→ **Exercise goal**
Check each line of the material below, and copy it if it holds the string "CRYPTOCAP".

#### Data section ####

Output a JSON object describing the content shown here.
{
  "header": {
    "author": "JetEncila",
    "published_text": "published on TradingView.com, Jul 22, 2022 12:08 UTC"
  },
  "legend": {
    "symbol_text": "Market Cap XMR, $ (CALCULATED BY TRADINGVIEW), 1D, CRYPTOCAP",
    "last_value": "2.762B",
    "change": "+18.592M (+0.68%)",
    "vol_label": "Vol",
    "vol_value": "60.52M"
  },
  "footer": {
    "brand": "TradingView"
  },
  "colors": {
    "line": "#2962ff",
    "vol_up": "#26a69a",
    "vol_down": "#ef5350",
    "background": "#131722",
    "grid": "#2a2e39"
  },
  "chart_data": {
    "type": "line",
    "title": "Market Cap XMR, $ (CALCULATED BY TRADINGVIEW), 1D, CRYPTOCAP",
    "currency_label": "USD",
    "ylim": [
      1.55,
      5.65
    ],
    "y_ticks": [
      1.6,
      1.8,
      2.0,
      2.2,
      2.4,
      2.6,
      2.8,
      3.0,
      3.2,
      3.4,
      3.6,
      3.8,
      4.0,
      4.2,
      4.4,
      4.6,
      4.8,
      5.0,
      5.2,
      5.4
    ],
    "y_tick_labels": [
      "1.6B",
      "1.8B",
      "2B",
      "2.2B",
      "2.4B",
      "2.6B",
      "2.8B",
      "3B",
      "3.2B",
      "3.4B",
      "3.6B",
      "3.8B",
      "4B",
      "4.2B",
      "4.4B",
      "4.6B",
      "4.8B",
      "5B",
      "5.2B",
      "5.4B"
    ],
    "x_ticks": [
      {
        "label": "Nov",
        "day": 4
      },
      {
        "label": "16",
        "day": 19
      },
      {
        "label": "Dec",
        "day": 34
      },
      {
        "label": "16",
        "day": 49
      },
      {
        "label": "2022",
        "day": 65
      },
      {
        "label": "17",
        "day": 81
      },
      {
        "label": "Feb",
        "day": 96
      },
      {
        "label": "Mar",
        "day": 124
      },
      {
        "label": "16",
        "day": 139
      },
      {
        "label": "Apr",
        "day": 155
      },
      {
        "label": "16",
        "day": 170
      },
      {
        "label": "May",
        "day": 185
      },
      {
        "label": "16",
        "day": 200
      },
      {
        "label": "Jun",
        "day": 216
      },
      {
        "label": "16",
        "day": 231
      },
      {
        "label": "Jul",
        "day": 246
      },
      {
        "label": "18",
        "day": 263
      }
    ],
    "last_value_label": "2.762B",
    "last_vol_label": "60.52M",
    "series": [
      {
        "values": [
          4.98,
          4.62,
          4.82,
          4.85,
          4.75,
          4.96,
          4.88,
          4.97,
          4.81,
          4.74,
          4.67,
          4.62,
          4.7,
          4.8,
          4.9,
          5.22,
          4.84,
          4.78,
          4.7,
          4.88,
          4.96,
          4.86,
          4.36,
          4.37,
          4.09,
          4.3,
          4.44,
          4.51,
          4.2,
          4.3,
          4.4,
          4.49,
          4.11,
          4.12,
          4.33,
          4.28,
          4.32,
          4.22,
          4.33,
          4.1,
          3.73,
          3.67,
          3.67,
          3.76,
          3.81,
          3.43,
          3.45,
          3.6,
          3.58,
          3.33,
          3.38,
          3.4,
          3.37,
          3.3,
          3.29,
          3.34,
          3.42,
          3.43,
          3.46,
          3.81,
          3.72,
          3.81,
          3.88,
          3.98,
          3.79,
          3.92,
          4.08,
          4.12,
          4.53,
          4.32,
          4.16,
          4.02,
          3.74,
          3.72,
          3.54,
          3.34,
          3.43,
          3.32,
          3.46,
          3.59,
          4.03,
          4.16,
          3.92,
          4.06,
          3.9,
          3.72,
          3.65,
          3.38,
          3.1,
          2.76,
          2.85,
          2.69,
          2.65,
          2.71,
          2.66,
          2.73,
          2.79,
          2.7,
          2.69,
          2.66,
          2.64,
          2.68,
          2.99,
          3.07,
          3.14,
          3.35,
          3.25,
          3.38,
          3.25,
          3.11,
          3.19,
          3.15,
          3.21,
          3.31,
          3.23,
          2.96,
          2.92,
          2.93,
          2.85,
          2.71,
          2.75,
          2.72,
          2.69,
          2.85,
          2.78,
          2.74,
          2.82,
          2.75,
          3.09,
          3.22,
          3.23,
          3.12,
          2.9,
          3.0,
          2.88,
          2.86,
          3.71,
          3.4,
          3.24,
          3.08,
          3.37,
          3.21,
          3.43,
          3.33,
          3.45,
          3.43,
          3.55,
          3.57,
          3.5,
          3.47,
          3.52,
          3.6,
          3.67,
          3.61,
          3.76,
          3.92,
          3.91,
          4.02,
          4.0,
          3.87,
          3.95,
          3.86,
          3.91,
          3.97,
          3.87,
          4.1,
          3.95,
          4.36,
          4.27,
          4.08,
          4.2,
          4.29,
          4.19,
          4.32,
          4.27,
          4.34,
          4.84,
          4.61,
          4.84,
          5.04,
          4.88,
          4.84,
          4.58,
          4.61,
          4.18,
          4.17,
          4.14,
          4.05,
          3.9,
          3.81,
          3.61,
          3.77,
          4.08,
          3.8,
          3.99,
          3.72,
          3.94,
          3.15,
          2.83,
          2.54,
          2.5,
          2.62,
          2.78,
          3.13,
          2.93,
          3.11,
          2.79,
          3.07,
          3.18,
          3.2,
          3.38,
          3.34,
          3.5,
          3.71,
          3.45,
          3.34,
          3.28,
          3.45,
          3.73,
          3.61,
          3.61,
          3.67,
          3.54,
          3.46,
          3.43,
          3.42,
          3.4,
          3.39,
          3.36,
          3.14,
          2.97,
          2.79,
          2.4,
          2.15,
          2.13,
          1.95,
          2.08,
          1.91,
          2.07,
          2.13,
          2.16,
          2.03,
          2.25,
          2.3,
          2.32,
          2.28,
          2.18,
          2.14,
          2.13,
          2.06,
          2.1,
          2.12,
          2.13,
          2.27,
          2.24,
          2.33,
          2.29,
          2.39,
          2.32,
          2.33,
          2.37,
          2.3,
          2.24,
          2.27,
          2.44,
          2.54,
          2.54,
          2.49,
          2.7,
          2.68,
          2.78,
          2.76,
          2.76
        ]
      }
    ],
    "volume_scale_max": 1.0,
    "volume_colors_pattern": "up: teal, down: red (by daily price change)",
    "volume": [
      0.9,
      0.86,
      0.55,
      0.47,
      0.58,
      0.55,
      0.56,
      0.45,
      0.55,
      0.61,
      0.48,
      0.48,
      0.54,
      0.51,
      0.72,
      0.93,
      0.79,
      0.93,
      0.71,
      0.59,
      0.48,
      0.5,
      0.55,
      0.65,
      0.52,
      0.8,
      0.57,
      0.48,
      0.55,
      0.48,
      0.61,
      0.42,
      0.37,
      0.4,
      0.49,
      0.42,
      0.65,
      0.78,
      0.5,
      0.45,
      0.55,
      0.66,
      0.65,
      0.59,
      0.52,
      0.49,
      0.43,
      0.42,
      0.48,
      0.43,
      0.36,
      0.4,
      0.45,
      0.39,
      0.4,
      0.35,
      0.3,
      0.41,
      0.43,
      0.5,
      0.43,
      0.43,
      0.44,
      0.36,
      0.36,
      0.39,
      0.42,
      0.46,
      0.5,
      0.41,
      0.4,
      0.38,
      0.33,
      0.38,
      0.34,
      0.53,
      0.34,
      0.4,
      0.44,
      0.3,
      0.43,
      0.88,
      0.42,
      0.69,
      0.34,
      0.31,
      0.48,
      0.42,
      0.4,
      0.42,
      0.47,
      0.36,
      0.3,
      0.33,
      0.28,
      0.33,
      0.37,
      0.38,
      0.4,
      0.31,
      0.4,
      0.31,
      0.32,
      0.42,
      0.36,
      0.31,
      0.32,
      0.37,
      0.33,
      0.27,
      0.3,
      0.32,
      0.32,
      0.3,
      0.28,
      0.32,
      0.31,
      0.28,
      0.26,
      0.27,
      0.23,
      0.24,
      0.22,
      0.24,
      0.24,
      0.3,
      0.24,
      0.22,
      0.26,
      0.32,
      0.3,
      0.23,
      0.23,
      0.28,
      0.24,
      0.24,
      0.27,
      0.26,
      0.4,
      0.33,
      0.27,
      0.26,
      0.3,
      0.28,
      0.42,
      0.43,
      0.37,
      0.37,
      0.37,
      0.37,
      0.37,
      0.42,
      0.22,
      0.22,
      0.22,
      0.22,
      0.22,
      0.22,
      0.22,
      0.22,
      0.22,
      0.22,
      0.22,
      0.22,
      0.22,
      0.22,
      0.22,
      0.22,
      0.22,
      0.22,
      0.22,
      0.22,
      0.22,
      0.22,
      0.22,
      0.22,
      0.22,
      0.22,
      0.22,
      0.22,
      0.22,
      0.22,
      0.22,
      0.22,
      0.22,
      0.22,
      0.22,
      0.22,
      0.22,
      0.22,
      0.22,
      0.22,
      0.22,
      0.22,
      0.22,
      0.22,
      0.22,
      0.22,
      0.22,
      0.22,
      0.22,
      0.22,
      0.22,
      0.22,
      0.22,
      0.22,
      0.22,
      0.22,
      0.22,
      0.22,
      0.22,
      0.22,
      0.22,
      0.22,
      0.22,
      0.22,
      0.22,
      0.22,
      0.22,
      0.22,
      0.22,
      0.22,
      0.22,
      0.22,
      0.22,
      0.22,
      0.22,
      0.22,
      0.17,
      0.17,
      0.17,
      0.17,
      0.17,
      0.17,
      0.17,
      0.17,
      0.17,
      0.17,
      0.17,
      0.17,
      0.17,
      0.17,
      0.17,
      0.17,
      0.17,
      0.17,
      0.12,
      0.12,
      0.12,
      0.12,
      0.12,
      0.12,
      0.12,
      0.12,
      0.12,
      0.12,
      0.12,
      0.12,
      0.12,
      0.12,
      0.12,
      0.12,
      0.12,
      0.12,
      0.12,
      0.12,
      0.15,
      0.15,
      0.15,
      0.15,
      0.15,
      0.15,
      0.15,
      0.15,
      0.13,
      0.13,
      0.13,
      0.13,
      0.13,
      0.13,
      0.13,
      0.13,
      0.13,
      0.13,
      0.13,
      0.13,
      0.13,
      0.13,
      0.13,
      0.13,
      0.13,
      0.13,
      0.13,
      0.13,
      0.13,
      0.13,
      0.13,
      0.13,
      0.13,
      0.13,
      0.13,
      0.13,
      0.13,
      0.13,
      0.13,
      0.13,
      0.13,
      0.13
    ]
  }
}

####

→ **Output below**
    "symbol_text": "Market Cap XMR, $ (CALCULATED BY TRADINGVIEW), 1D, CRYPTOCAP",
    "title": "Market Cap XMR, $ (CALCULATED BY TRADINGVIEW), 1D, CRYPTOCAP",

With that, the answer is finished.